Text passage:
Word Length Landscapes: 4.7 4.2 3.7

WordLengthLandscape 4.7 4.2 3.7

Data is turned into a landscape with the mean word length measurements giving rise to area chart mountains––Shelley's Zastrozzi 1810 has a mean word length of 4.7 characters, Dickens' A Tale of Two Cities 1859 represents the middle at 4.2 characters, and Stevenson's The Beach 1893 has a mean of 3.7 characters, respectively. "Undistinguishable" is the longest word at 17 characters.

Art piece (Carrie Roy): Framed print 23” x 11”

Encounters with data, storms and changing environments.

Extracted information:
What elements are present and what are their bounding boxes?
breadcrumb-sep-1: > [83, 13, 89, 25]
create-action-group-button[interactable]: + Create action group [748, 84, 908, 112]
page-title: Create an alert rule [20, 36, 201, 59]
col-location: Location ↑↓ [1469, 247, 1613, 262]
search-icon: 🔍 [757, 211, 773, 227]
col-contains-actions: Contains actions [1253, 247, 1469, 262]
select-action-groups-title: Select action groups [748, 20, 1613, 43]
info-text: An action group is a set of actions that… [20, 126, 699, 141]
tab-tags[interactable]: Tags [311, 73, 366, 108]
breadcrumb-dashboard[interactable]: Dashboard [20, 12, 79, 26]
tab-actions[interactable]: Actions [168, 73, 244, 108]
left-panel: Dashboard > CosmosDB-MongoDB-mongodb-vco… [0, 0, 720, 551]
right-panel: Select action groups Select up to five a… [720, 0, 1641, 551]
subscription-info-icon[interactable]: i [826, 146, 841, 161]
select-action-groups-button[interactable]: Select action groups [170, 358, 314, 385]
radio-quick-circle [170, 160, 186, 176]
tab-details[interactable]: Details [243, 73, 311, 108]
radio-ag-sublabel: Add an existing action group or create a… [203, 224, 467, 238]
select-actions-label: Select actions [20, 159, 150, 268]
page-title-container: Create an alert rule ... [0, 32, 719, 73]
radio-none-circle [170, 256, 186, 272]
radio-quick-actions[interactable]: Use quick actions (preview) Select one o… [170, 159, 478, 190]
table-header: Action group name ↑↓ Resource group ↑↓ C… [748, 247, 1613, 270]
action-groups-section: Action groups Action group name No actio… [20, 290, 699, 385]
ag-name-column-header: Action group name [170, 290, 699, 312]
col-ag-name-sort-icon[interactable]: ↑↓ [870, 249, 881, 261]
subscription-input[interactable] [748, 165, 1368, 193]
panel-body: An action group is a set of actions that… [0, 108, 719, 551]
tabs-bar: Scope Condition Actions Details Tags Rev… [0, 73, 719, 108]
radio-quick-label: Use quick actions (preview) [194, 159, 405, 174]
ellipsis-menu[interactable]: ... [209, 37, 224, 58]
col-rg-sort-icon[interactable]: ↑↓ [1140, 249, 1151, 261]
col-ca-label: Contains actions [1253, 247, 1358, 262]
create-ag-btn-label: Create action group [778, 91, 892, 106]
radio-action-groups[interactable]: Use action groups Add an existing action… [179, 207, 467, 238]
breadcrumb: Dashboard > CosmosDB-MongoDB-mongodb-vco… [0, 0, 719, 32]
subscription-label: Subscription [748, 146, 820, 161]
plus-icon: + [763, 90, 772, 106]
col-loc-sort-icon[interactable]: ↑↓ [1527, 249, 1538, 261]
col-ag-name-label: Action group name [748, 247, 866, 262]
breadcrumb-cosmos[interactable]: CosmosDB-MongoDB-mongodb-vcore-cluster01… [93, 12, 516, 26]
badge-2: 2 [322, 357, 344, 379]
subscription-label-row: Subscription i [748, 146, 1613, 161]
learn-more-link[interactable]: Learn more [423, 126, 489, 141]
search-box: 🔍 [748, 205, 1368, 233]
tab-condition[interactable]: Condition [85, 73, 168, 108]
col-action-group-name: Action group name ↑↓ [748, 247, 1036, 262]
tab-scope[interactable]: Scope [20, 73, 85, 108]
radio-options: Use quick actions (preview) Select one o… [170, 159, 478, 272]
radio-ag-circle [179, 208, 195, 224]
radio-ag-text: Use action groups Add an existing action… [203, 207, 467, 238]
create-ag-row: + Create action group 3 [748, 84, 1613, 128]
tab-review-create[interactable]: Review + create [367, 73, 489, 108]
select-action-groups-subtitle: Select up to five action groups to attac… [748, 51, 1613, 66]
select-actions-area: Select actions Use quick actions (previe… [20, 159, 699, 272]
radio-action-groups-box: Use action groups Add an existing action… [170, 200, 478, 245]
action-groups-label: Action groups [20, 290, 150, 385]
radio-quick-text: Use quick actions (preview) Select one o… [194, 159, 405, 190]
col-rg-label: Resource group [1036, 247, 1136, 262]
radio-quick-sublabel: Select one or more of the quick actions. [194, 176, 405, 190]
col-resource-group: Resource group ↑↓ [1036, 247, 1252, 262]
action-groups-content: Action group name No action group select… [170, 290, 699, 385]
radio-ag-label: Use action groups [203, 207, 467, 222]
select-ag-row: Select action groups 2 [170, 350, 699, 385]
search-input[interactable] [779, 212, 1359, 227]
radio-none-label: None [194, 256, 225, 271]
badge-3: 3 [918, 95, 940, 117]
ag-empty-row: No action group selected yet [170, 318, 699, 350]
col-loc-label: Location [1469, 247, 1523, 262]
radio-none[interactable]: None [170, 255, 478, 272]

Brief A: Render this sentence from the word length landscape text in Spanish: "'Undistinguishable' is the longest word at 17 characters."
Brief B: Does the word length landscape text support each statement? Answer yes or no for each and quote the words that decide it. (i) Dickens' A Tale of Two Cities has a mean word length of 4.2 characters. (ii) The framed print measures 23” x 11”. (iii) Stevenson's The Beach has the highest mean word length of the three books.
Brief C: Proceed with the word length landscape text, picking up after its last sentence.
The rows have no connection to the word length landscape text.

Answer A: «Undistinguishable» es la palabra más larga, con 17 caracteres.

Answer B:
(i) Yes: "Dickens' A Tale of Two Cities 1859 represents the middle at 4.2 characters"
(ii) Yes: "Framed print 23” x 11”"
(iii) No: "Stevenson's The Beach 1893 has a mean of 3.7 characters," while "Shelley's Zastrozzi 1810 has a mean word length of 4.7 characters"

Answer C:
Literary Perspective (Catherine DeRose): “Word Length Landscapes: 4.7 4.2 3.7” indicates that the nineteenth-century novel underwent vocabulary changes as the century progressed. On average, the words used in novels become steadily shorter over time. Percy Bysshe Shelley, a Romantic poet and novelist, uses the longest words on average, with his Gothic novel Zastrozzi (1810), having the longest word average. At the other end of the spectrum we have Robert Louis Stevenson, a late nineteenth-century writer, whose short story The Beach Of Falesá (1892), contains the shortest words on average. The novel that falls directly in the middle of the list is Charles Dickens’s A Tale of Two Cities (1859). Dickens’s corpus actually functions as a check on our methodology and the results we’re seeing since his novels span the middle of the nineteenth century. We can actually track his writing career by looking at word length; his earlier novels, such as Nicholas Nickleby (1839) and Pickwick Club (1837), have longer words on average while his later novels, like Great Expectations (1861) and Bleak House (1853), have shorter words.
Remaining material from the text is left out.